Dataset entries
══════

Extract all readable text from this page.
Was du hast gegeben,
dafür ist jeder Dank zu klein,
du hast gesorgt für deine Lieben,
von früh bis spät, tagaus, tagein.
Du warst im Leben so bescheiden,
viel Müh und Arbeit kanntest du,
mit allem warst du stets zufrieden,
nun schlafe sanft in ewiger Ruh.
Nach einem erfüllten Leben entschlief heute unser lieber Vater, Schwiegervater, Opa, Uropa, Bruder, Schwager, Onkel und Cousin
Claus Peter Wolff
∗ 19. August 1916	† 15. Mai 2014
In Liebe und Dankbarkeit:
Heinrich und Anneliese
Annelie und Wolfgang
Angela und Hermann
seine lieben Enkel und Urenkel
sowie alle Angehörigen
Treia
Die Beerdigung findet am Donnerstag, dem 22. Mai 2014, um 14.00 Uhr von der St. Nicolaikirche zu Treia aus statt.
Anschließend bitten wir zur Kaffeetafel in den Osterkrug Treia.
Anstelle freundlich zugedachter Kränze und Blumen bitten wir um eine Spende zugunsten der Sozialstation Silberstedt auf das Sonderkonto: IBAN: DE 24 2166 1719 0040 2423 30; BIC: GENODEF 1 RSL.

══════

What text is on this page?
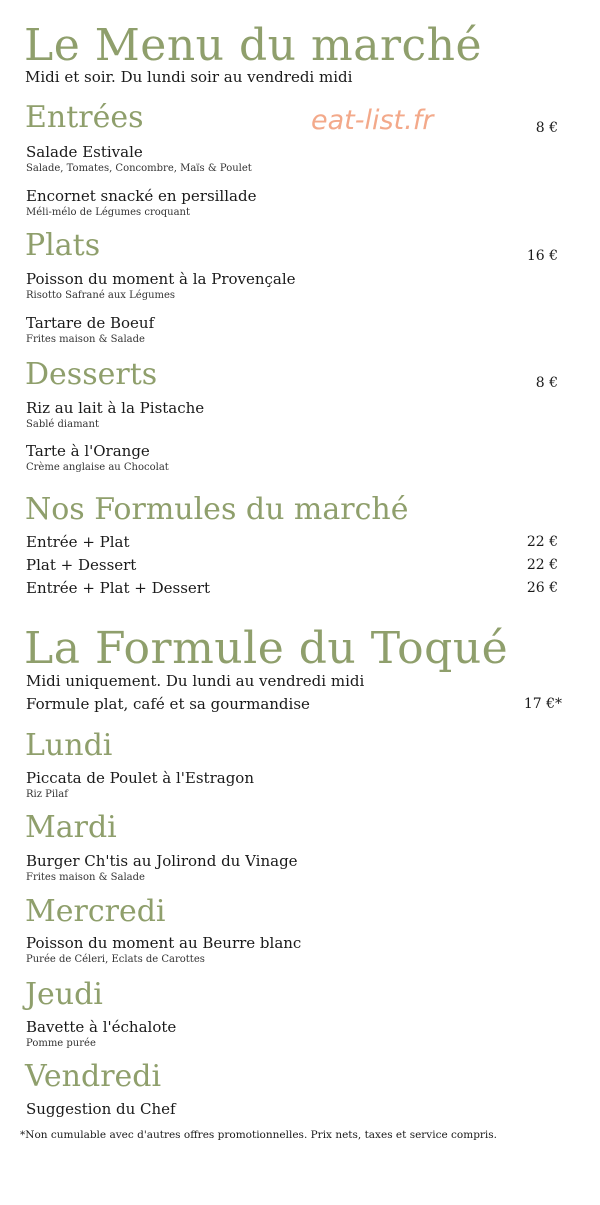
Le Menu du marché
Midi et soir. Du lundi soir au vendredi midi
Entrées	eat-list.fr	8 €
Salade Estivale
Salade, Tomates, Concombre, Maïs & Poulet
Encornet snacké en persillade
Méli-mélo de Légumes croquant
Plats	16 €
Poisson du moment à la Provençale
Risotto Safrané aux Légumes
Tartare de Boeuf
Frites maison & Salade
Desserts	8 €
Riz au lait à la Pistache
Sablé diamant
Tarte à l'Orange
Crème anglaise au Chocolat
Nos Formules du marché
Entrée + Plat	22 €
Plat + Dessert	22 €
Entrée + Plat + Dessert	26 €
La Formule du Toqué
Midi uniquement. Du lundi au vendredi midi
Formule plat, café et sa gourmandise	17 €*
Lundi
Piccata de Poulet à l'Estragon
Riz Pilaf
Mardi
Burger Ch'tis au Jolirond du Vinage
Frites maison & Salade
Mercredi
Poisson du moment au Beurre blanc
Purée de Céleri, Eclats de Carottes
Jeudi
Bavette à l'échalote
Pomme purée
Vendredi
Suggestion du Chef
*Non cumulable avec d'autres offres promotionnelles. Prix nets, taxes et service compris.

══════

» What the task requires
Spot every line that holds "Treia" and copy it.

» Response
Treia
Die Beerdigung findet am Donnerstag, dem 22. Mai 2014, um 14.00 Uhr von der St. Nicolaikirche zu Treia aus statt.
Anschließend bitten wir zur Kaffeetafel in den Osterkrug Treia.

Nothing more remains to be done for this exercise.